*ACTIVITY:*
Could you filter the records below down to the lines that include the word "diplom"?

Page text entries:
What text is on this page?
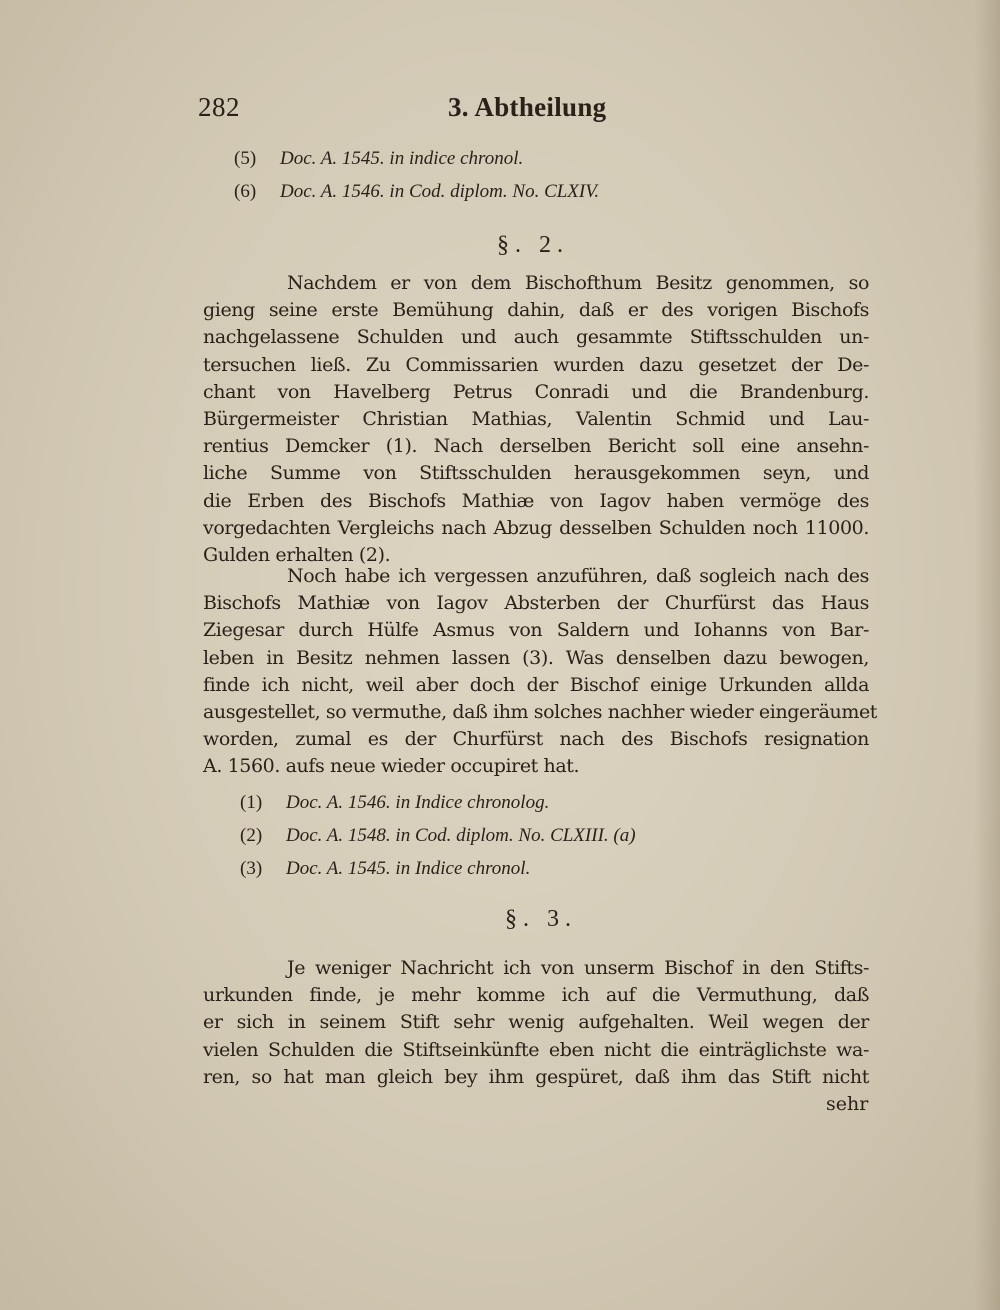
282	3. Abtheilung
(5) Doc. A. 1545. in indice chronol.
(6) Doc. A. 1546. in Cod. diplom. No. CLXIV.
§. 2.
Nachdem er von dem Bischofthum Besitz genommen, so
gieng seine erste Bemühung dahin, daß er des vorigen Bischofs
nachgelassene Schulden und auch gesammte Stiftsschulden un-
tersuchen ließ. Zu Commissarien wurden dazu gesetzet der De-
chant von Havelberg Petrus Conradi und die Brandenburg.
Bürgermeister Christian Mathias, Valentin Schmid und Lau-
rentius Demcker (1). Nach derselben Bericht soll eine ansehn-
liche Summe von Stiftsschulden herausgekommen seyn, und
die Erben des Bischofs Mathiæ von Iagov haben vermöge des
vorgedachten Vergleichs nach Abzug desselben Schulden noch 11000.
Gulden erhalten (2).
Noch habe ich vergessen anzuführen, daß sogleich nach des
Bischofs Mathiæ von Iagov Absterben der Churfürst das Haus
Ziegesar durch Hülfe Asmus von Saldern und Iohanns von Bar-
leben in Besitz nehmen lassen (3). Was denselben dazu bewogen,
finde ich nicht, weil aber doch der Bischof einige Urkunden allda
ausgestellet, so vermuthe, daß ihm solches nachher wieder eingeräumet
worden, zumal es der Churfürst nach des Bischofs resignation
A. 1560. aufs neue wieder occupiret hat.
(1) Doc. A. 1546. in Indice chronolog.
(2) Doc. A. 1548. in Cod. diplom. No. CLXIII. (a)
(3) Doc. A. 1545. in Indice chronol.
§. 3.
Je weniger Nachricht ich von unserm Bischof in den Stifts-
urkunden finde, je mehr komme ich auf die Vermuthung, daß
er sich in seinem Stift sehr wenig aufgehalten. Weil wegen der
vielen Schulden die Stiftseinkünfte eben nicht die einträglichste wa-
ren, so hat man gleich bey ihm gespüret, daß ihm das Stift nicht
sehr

---

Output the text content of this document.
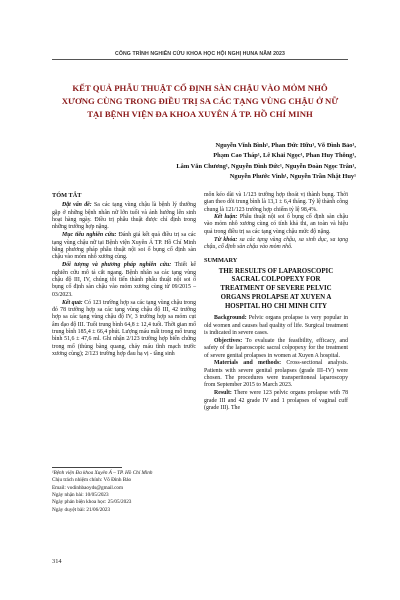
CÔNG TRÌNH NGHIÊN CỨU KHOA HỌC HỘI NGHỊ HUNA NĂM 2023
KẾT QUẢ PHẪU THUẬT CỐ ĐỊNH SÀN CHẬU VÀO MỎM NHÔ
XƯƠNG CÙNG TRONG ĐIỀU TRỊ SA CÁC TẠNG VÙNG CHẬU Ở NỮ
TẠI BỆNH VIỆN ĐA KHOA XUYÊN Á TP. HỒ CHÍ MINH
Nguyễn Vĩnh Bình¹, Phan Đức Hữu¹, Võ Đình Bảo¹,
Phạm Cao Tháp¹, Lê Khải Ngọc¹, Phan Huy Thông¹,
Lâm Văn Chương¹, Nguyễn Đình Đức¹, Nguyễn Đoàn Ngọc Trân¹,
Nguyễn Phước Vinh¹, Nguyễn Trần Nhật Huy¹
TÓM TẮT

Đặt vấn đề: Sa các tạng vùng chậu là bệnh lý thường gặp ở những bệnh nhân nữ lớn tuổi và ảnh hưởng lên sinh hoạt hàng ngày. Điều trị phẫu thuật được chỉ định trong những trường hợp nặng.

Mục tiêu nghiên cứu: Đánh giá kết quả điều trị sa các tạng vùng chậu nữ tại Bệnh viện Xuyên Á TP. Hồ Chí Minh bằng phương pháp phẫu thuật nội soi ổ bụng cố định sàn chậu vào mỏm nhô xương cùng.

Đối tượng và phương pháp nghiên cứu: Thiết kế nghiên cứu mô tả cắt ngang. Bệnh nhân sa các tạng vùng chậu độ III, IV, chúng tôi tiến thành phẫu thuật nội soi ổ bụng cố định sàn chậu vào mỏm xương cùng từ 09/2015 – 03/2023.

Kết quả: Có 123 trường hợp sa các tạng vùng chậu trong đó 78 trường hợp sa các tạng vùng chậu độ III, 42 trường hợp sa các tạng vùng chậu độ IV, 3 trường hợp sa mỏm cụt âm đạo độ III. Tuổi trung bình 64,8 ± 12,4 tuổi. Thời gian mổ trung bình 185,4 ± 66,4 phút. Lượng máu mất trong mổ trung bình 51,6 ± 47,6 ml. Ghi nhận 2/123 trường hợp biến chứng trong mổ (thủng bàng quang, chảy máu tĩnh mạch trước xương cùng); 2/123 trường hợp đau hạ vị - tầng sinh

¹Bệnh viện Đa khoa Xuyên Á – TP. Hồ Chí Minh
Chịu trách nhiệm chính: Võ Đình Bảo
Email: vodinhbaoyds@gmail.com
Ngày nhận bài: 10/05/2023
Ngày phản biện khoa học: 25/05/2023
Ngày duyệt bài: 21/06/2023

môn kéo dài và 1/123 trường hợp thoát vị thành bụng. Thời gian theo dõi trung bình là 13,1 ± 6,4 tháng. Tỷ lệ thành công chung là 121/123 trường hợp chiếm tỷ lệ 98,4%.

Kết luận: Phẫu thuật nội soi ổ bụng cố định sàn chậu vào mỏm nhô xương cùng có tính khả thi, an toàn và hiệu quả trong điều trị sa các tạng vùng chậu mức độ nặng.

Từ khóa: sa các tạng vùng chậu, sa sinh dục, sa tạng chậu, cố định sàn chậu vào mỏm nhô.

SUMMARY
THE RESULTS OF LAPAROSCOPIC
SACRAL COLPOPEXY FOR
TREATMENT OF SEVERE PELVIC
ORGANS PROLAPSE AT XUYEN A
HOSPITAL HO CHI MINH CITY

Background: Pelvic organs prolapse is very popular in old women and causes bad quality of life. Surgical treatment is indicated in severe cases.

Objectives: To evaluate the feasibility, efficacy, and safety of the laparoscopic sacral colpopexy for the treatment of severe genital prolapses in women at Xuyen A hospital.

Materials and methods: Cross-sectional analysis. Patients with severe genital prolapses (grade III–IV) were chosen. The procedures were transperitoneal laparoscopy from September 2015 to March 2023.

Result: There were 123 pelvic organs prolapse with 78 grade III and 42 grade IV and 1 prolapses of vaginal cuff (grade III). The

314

*TASK RESULT:*
(6) Doc. A. 1546. in Cod. diplom. No. CLXIV.
(2) Doc. A. 1548. in Cod. diplom. No. CLXIII. (a)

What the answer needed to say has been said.